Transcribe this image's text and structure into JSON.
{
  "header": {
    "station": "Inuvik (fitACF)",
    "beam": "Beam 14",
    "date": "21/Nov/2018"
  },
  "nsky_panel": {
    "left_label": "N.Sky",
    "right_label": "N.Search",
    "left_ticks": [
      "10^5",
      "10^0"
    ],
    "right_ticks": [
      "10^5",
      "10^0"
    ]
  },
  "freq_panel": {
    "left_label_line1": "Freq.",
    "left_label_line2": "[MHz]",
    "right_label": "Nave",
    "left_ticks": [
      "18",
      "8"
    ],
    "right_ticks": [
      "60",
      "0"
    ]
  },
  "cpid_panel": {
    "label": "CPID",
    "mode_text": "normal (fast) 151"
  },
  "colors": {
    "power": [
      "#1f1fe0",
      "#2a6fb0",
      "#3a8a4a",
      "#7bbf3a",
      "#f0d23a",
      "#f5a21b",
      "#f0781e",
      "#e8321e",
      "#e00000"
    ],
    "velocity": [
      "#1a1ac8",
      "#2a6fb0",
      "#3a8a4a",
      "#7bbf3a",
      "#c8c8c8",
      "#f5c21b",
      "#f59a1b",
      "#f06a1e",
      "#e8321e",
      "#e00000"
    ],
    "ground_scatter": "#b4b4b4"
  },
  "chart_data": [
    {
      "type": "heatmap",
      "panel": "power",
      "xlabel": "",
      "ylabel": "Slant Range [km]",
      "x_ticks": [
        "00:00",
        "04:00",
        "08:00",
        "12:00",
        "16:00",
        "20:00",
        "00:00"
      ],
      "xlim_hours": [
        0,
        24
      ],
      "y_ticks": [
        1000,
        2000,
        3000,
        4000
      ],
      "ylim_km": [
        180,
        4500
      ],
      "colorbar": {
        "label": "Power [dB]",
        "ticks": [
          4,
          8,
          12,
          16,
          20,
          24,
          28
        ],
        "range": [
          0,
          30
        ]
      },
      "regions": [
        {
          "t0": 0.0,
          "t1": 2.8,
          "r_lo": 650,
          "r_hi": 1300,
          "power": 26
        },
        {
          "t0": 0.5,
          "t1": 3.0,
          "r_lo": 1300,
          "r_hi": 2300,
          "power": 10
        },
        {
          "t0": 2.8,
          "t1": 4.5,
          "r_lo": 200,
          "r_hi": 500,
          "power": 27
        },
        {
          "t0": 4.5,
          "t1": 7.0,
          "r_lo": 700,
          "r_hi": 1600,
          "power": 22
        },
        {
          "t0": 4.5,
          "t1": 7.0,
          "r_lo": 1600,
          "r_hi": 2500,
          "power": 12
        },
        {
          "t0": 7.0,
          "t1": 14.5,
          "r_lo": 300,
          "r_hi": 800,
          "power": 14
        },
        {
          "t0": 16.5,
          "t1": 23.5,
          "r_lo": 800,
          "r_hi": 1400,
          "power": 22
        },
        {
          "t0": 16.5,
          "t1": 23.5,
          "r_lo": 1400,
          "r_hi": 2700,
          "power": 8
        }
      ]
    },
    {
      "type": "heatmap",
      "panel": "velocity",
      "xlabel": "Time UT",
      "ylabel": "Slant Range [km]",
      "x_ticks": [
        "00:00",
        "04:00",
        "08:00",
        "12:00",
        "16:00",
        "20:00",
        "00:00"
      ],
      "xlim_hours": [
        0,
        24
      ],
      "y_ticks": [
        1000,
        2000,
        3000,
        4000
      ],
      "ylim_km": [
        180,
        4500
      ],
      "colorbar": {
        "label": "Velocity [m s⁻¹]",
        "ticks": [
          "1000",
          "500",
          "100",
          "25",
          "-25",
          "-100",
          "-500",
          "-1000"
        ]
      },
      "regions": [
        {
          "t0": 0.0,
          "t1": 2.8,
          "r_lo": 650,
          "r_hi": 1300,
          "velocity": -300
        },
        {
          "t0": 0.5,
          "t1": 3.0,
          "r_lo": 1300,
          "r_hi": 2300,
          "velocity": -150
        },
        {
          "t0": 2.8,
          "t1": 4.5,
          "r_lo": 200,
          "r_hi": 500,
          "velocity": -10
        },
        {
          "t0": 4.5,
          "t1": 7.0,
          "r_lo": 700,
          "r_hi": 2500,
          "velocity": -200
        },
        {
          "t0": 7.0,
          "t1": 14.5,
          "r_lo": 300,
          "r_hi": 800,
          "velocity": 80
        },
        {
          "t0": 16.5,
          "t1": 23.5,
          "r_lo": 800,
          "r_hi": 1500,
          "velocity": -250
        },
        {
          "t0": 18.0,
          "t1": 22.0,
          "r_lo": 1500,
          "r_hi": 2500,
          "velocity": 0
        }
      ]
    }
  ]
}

> **Objective**
Type out the material again exactly as presented.

> **Exercise answer**
Transcribe this image's text and structure into JSON.
{
  "header": {
    "station": "Inuvik (fitACF)",
    "beam": "Beam 14",
    "date": "21/Nov/2018"
  },
  "nsky_panel": {
    "left_label": "N.Sky",
    "right_label": "N.Search",
    "left_ticks": [
      "10^5",
      "10^0"
    ],
    "right_ticks": [
      "10^5",
      "10^0"
    ]
  },
  "freq_panel": {
    "left_label_line1": "Freq.",
    "left_label_line2": "[MHz]",
    "right_label": "Nave",
    "left_ticks": [
      "18",
      "8"
    ],
    "right_ticks": [
      "60",
      "0"
    ]
  },
  "cpid_panel": {
    "label": "CPID",
    "mode_text": "normal (fast) 151"
  },
  "colors": {
    "power": [
      "#1f1fe0",
      "#2a6fb0",
      "#3a8a4a",
      "#7bbf3a",
      "#f0d23a",
      "#f5a21b",
      "#f0781e",
      "#e8321e",
      "#e00000"
    ],
    "velocity": [
      "#1a1ac8",
      "#2a6fb0",
      "#3a8a4a",
      "#7bbf3a",
      "#c8c8c8",
      "#f5c21b",
      "#f59a1b",
      "#f06a1e",
      "#e8321e",
      "#e00000"
    ],
    "ground_scatter": "#b4b4b4"
  },
  "chart_data": [
    {
      "type": "heatmap",
      "panel": "power",
      "xlabel": "",
      "ylabel": "Slant Range [km]",
      "x_ticks": [
        "00:00",
        "04:00",
        "08:00",
        "12:00",
        "16:00",
        "20:00",
        "00:00"
      ],
      "xlim_hours": [
        0,
        24
      ],
      "y_ticks": [
        1000,
        2000,
        3000,
        4000
      ],
      "ylim_km": [
        180,
        4500
      ],
      "colorbar": {
        "label": "Power [dB]",
        "ticks": [
          4,
          8,
          12,
          16,
          20,
          24,
          28
        ],
        "range": [
          0,
          30
        ]
      },
      "regions": [
        {
          "t0": 0.0,
          "t1": 2.8,
          "r_lo": 650,
          "r_hi": 1300,
          "power": 26
        },
        {
          "t0": 0.5,
          "t1": 3.0,
          "r_lo": 1300,
          "r_hi": 2300,
          "power": 10
        },
        {
          "t0": 2.8,
          "t1": 4.5,
          "r_lo": 200,
          "r_hi": 500,
          "power": 27
        },
        {
          "t0": 4.5,
          "t1": 7.0,
          "r_lo": 700,
          "r_hi": 1600,
          "power": 22
        },
        {
          "t0": 4.5,
          "t1": 7.0,
          "r_lo": 1600,
          "r_hi": 2500,
          "power": 12
        },
        {
          "t0": 7.0,
          "t1": 14.5,
          "r_lo": 300,
          "r_hi": 800,
          "power": 14
        },
        {
          "t0": 16.5,
          "t1": 23.5,
          "r_lo": 800,
          "r_hi": 1400,
          "power": 22
        },
        {
          "t0": 16.5,
          "t1": 23.5,
          "r_lo": 1400,
          "r_hi": 2700,
          "power": 8
        }
      ]
    },
    {
      "type": "heatmap",
      "panel": "velocity",
      "xlabel": "Time UT",
      "ylabel": "Slant Range [km]",
      "x_ticks": [
        "00:00",
        "04:00",
        "08:00",
        "12:00",
        "16:00",
        "20:00",
        "00:00"
      ],
      "xlim_hours": [
        0,
        24
      ],
      "y_ticks": [
        1000,
        2000,
        3000,
        4000
      ],
      "ylim_km": [
        180,
        4500
      ],
      "colorbar": {
        "label": "Velocity [m s⁻¹]",
        "ticks": [
          "1000",
          "500",
          "100",
          "25",
          "-25",
          "-100",
          "-500",
          "-1000"
        ]
      },
      "regions": [
        {
          "t0": 0.0,
          "t1": 2.8,
          "r_lo": 650,
          "r_hi": 1300,
          "velocity": -300
        },
        {
          "t0": 0.5,
          "t1": 3.0,
          "r_lo": 1300,
          "r_hi": 2300,
          "velocity": -150
        },
        {
          "t0": 2.8,
          "t1": 4.5,
          "r_lo": 200,
          "r_hi": 500,
          "velocity": -10
        },
        {
          "t0": 4.5,
          "t1": 7.0,
          "r_lo": 700,
          "r_hi": 2500,
          "velocity": -200
        },
        {
          "t0": 7.0,
          "t1": 14.5,
          "r_lo": 300,
          "r_hi": 800,
          "velocity": 80
        },
        {
          "t0": 16.5,
          "t1": 23.5,
          "r_lo": 800,
          "r_hi": 1500,
          "velocity": -250
        },
        {
          "t0": 18.0,
          "t1": 22.0,
          "r_lo": 1500,
          "r_hi": 2500,
          "velocity": 0
        }
      ]
    }
  ]
}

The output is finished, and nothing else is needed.